WHAT YOU ARE ASKED TO DO >> Find how many lines of the listing below include the word "name", then report the number by itself.

# start of DATA FOR THIS EXERCISE

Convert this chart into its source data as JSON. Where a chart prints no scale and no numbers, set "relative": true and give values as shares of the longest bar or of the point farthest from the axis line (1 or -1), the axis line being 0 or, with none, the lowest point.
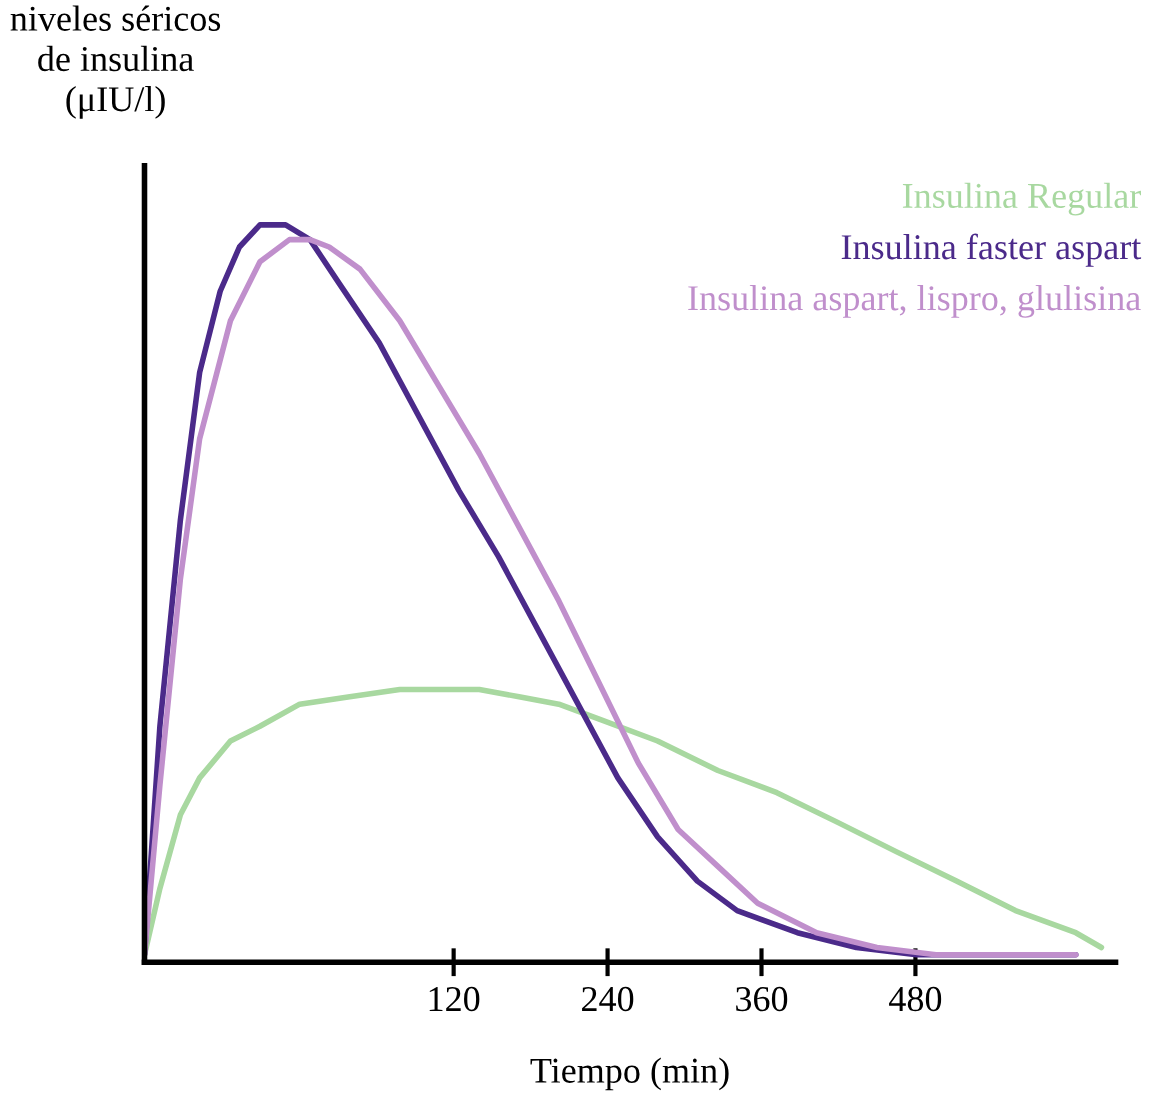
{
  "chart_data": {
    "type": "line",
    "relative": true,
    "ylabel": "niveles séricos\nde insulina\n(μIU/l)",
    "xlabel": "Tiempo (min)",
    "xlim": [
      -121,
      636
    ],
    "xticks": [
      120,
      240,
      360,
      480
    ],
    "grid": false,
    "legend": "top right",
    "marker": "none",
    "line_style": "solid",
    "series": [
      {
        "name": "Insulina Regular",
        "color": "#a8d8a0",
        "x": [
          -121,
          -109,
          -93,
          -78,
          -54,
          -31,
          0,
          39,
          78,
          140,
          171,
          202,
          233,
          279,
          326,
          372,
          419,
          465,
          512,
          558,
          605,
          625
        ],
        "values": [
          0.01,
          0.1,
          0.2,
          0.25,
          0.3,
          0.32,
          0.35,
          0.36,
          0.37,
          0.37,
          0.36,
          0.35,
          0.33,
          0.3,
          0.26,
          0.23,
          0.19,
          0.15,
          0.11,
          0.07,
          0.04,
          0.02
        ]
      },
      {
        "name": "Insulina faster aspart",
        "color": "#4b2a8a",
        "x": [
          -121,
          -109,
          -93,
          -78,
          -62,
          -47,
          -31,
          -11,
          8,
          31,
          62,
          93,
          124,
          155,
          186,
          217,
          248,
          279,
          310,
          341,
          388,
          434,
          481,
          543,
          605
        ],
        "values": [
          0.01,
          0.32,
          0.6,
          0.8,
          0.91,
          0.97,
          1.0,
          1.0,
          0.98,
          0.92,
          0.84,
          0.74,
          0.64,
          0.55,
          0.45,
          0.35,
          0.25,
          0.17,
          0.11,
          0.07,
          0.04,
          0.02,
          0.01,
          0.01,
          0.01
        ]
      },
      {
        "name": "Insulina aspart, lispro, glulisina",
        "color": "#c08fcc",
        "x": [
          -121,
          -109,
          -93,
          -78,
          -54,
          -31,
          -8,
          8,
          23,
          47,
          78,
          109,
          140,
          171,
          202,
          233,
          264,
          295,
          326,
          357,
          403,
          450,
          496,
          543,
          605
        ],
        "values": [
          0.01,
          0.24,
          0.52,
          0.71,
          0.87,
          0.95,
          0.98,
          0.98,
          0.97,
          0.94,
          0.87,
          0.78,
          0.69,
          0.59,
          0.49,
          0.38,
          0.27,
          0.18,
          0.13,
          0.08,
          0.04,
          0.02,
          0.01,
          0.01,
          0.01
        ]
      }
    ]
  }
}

# end of DATA FOR THIS EXERCISE

EXERCISE RESULT >> 3